# start of STORED ROWS
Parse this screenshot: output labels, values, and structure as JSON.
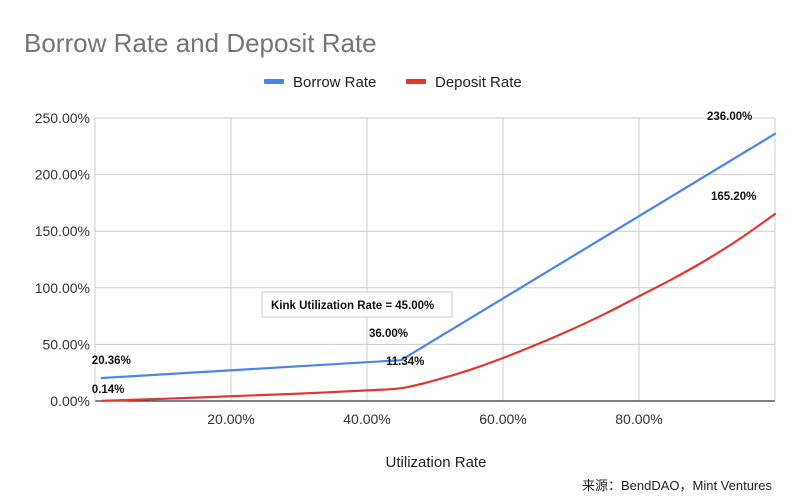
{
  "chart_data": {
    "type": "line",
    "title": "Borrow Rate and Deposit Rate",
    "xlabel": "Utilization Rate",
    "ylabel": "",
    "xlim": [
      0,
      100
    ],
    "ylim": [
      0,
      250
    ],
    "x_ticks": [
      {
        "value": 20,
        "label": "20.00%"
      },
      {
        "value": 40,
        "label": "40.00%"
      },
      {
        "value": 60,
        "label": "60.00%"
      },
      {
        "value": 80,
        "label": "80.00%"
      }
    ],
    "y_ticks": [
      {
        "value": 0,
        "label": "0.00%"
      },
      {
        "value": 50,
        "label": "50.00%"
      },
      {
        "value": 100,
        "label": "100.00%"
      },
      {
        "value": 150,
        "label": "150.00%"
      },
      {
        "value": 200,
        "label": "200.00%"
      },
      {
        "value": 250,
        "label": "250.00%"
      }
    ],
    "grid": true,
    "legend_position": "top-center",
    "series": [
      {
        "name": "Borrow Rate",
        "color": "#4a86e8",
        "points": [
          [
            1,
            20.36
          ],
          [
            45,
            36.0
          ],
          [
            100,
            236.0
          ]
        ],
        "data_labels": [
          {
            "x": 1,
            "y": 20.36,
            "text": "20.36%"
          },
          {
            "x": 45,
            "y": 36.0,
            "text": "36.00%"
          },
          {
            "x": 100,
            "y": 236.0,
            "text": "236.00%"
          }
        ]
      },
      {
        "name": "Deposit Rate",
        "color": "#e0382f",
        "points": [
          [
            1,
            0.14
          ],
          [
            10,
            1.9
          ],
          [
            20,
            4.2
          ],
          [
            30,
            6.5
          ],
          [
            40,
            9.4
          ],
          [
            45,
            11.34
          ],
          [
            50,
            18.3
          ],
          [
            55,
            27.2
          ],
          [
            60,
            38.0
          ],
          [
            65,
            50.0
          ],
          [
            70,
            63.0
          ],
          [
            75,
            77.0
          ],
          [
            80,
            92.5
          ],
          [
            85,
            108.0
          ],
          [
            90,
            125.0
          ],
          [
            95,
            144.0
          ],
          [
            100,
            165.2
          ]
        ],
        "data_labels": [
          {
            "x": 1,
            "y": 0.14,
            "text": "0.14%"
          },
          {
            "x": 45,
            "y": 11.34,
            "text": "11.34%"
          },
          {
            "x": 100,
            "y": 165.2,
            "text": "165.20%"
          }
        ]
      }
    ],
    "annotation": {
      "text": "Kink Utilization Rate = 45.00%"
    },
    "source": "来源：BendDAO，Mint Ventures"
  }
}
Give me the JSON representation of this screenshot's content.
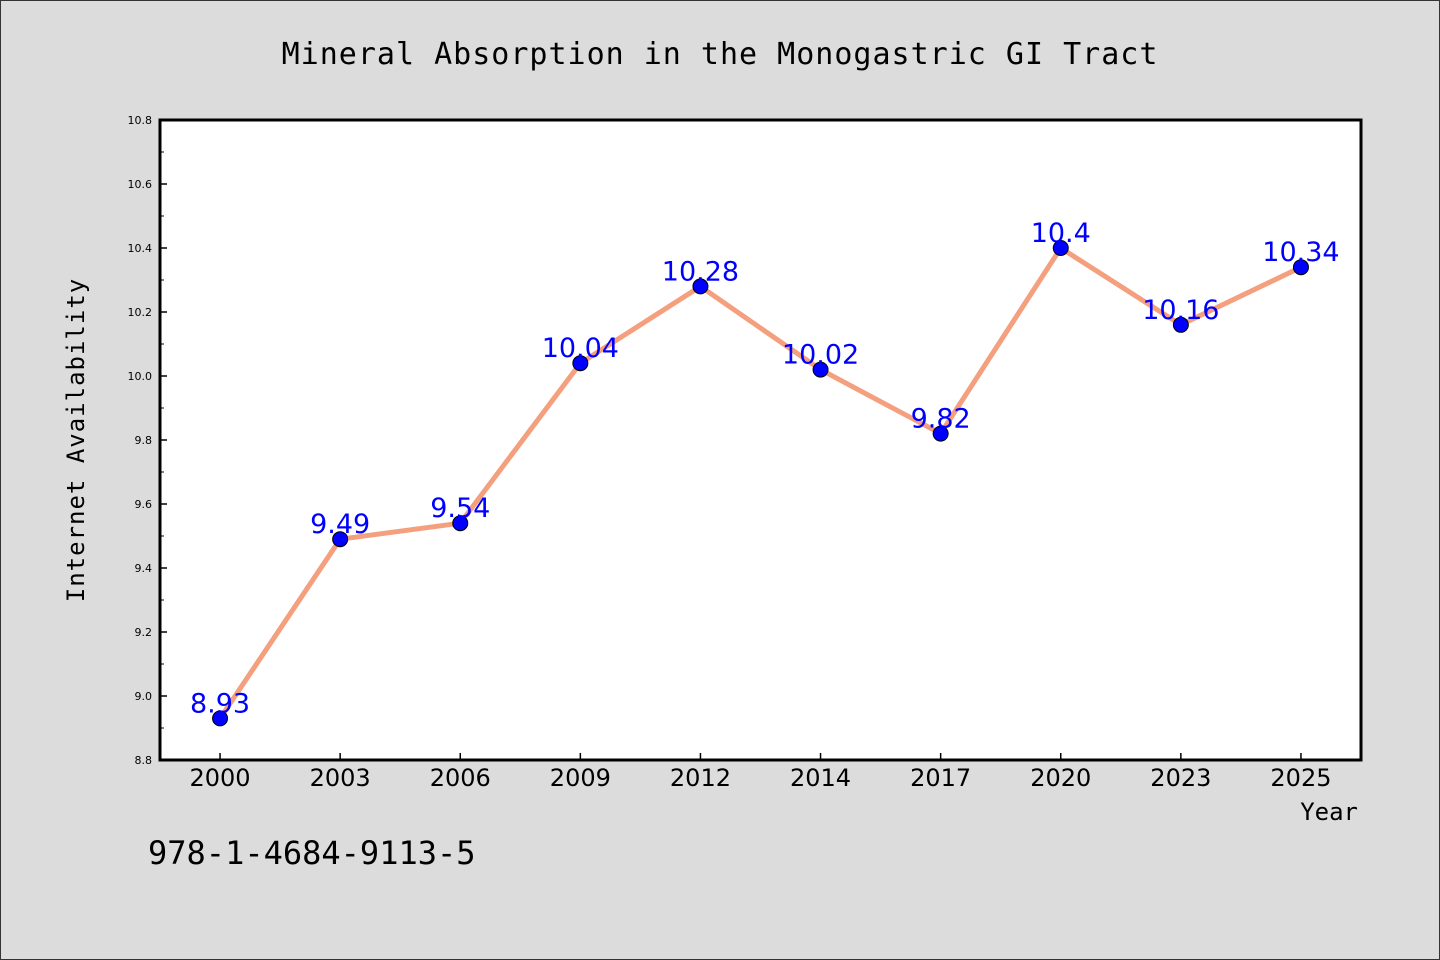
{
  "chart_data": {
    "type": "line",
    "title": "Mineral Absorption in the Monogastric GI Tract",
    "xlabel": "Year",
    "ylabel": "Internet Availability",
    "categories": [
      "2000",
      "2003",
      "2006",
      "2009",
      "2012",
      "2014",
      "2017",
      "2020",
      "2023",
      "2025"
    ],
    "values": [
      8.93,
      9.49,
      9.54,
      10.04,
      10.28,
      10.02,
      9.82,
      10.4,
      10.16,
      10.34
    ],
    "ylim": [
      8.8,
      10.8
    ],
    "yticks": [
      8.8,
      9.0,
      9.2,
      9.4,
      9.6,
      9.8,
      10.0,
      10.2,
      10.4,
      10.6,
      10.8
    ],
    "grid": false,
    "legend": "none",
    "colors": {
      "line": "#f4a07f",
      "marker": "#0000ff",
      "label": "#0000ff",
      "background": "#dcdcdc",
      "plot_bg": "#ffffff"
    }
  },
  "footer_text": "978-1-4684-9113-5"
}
# end of STORED ROWS
# start of STORED ROWS
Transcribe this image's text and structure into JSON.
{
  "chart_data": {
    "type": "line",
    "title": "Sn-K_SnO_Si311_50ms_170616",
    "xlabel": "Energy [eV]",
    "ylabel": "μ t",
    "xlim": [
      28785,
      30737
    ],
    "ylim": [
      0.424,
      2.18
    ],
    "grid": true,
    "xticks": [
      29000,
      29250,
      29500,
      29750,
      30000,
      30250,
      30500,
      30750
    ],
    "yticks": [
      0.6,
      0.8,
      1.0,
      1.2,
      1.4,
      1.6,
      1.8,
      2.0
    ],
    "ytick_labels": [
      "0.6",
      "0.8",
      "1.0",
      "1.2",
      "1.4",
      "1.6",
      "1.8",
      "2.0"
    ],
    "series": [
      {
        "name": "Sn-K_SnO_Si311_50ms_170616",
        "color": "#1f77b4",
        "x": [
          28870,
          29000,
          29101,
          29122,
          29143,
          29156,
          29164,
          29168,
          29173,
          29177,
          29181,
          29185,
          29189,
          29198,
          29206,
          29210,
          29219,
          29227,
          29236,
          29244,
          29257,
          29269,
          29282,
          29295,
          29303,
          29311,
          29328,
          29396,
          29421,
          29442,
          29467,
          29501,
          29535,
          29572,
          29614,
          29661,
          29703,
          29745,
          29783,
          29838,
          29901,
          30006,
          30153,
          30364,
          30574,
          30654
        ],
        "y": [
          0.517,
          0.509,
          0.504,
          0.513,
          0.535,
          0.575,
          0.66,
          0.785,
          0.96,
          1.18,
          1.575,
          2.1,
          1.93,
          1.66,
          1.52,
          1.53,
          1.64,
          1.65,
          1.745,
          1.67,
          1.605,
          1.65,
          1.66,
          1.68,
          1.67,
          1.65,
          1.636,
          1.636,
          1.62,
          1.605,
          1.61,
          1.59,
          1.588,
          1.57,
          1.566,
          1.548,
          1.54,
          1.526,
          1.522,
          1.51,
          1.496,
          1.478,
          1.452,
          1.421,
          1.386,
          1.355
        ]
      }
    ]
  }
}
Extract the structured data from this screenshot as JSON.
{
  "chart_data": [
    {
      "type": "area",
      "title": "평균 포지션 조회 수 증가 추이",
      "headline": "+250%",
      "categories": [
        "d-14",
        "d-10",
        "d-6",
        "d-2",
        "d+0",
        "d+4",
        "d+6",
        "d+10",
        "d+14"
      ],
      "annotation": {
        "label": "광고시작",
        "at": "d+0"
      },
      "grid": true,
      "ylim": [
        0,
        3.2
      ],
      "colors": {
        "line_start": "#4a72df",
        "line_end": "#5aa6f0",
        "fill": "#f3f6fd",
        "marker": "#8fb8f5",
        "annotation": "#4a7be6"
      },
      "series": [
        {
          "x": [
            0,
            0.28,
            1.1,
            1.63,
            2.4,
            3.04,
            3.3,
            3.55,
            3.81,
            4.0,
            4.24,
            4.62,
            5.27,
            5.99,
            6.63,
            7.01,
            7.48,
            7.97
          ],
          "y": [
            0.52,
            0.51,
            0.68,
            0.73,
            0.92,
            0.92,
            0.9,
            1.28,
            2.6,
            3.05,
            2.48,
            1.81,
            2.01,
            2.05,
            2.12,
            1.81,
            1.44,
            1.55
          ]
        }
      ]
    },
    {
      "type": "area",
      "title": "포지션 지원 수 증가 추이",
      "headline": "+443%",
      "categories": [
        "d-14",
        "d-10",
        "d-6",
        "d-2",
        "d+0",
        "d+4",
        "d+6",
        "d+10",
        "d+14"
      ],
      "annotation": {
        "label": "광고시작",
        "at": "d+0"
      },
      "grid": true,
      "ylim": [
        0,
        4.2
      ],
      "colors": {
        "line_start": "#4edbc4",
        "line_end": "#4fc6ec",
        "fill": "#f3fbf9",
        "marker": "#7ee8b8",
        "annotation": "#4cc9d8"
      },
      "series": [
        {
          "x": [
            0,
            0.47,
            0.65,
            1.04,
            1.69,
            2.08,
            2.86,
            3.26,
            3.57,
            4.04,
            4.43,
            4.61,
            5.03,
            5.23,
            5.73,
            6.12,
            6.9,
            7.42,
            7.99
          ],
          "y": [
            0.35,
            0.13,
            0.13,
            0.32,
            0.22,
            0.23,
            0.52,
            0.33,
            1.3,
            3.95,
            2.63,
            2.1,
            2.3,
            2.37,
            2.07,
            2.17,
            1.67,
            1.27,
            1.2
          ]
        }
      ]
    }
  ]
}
# end of STORED ROWS
Collect the complete line wherever the string "ylabel" appears in the records.

    "ylabel": "",
    "ylabel": "Internet Availability",
    "ylabel": "μ t",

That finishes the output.